> **Excerpt provided**
"""

Justin’s interpretation became immediately influential. His example was followed by Irenaeus, Melito of Sardis, Tertullian, and Hippolytus. In Adv. Haer. V.28.3 Irenaeus indicates the length of history. ‘For in as many days as this world was made, in so many thousand years shall it be concluded … For the day of the Lord is as a thousand years; and in six days created things were completed. it is evident, therefore, that they will come to an end at the sixth thousand year.’ In V.30-36 Irenaeus subsequently develops an extensive argument to show that Revelation has the correct approach to the eschatological return of Christ: he will come back to earth to usher in the final thousand years of history, and in that millennium, he will be joined in his rule by the elect who will share in his reign. Irenaeus deals with a variety of scriptural passages and then concludes that John’s chiliastic scenario indeed offers the right interpretation of these texts: ‘Therefore, John has correctly foreseen the first resurrection, that of the righteous, and their inheriting of the earth in the Kingdom, and the prophets have prophesied accordingly’ (V.36.3).

"""

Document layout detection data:
"""

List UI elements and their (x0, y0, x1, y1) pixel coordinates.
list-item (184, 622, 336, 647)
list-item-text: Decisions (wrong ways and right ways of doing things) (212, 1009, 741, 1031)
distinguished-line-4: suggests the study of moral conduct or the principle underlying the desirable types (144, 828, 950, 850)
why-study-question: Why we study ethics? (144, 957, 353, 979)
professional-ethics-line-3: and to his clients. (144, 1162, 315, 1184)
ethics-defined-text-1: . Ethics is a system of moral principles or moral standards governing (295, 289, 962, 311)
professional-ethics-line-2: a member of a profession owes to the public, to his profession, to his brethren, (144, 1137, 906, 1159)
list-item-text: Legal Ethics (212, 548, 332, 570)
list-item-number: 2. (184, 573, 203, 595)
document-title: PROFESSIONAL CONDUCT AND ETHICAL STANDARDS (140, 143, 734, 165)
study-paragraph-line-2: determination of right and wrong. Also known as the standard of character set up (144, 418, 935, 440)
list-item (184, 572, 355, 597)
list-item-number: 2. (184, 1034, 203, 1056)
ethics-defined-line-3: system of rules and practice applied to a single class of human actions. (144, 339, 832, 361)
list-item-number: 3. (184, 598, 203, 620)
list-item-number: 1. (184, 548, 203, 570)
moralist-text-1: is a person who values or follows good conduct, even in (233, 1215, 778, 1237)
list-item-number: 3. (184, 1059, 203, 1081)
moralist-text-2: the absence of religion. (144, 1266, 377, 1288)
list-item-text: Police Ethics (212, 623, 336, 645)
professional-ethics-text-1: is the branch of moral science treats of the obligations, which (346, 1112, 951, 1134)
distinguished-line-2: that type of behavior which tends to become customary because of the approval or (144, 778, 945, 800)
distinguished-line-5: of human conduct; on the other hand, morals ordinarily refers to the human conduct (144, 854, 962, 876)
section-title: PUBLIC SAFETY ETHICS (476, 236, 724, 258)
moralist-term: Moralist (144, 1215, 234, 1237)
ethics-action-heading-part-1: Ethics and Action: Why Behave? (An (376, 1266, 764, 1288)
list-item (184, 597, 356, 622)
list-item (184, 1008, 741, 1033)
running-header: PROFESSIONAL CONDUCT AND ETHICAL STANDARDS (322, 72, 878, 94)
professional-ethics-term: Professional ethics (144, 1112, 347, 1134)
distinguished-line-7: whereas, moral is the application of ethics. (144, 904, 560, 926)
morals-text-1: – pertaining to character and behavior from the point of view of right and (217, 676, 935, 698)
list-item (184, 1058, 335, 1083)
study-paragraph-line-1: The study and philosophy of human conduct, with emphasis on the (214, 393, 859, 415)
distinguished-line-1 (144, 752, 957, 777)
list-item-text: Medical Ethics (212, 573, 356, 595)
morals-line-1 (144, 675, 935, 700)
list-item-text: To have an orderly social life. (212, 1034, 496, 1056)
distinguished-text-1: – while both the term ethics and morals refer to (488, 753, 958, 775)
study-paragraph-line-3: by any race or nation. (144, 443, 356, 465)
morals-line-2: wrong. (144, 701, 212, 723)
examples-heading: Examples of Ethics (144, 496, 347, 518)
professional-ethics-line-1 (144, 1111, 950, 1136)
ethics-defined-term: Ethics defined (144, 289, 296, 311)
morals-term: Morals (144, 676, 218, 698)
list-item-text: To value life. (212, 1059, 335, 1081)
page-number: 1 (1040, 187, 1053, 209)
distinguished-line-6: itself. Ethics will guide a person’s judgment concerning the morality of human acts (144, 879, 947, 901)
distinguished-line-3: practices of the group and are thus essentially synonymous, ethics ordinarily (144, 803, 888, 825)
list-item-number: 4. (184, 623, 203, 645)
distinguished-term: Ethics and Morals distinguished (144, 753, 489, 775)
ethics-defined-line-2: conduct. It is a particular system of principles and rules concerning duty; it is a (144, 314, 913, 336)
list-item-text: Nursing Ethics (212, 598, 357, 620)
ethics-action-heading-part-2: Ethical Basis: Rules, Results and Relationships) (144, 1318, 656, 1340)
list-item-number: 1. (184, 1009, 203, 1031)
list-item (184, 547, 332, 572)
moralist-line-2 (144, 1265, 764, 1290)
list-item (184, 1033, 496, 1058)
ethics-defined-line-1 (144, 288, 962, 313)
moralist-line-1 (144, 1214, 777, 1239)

"""

> **Requirement 1**
Do these statements agree with the passage on Irenaeus and the millennium? For each one, answer yes or no and quote the words of the passage that settle it.
(a) Irenaeus holds that created things will come to an end at the sixth thousand year.
(b) Tertullian declined to follow Justin's example.
(c) According to Irenaeus, Christ will rule alone during the millennium.
> **Requirement 2**
Carry on the passage on Irenaeus and the millennium from its last sentence.

> **Written response 1**
(a) Yes: "it is evident, therefore, that they will come to an end at the sixth thousand year."
(b) No: "His example was followed by Irenaeus, Melito of Sardis, Tertullian, and Hippolytus."
(c) No: "he will be joined in his rule by the elect who will share in his reign."

> **Written response 2**
As already indicated, other interpreters followed this literal interpretation of the millennium, and thus turned the book of Revelation into an eschatological text that was read in order to reflect upon the end of time. In book 3 of his Against Marcion, Tertullian finishes his argument by describing the eschatological age. Tertullian describes the thousand-year reign as the ‘heavenly politeuma’ that defines the identity of Christians, combining Rev. 20 with Phil. 4.20, and then notes that ‘Ezekiel knew it, and the apostle John saw it’ (Hanc et Ezechiel novit, et apostolus Iohannes vidit; 24.4) (Tertullian, Contra Marcionem III, SC 399; 206).
In his Hexaemeron 2.4, Hippolytus argues that the course of history should consist of a period of 6000 years, implicitly suggesting that the final stage of history will be the Sabbath, so a period of 1000 years: the millennium. In his description on the advent of Antichrist, however, the temporal element is lacking, although Hippolytus is clearly convinced that the saints will reign with Christ (De Antichristo 5.2).
The literal interpretation of Rev. 20 and the chiliastic ideas based on it would remain popular throughout the history of Christianity, and have become more and more popular since the rise of evangelical, fundamentalist interpretations of the Bible (see Boyer 2003: 516-44). In this modern, American dispensationalist interpretation, the book of Revelation is taken literally again, and the thousand-year reign is seen as the penultimate stage of history (Boyer 2003: 530).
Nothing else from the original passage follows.